[Recorded data]
-- begin --

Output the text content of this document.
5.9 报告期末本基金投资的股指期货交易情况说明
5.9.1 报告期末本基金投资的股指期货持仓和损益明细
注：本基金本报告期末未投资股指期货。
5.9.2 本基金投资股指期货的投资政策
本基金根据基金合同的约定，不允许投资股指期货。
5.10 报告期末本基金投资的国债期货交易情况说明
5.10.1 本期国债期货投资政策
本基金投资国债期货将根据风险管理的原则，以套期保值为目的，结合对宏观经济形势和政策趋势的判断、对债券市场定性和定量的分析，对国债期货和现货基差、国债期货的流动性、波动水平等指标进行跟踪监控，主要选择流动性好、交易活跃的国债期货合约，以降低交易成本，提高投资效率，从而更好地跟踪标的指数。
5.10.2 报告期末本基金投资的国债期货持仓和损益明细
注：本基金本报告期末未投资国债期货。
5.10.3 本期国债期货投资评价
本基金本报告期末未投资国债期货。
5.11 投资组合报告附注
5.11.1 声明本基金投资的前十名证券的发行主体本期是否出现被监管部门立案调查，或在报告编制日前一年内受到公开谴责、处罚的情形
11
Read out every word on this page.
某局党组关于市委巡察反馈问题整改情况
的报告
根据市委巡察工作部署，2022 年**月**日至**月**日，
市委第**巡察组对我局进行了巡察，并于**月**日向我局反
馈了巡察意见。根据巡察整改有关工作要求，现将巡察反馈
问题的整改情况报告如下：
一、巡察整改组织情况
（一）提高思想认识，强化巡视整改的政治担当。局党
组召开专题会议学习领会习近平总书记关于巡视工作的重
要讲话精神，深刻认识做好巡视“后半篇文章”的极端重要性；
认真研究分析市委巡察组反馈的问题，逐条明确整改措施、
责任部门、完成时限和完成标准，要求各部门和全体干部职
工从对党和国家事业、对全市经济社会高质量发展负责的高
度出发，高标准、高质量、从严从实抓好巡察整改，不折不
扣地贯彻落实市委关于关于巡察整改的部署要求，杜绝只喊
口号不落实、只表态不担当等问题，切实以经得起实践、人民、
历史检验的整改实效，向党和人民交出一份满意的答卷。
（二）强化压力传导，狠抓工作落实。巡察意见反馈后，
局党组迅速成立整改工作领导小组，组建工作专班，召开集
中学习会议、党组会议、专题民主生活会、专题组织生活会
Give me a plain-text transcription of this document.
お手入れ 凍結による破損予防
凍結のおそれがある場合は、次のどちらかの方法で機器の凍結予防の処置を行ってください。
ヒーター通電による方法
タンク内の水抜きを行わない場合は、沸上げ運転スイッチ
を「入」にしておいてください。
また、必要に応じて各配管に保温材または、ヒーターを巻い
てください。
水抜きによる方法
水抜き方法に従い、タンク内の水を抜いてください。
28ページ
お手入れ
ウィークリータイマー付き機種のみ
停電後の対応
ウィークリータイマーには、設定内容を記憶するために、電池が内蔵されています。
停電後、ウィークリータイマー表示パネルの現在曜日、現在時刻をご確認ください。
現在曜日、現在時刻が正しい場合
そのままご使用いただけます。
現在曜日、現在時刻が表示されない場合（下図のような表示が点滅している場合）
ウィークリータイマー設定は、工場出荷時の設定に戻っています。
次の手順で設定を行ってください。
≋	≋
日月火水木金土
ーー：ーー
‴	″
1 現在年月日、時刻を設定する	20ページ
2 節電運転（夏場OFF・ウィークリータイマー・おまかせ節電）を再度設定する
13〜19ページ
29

-- end --

# [EXERCISE DETAILS]
Report the number of lines of the listing above that hold the string "this", with no other text.

# [FINISHED EXERCISE]
3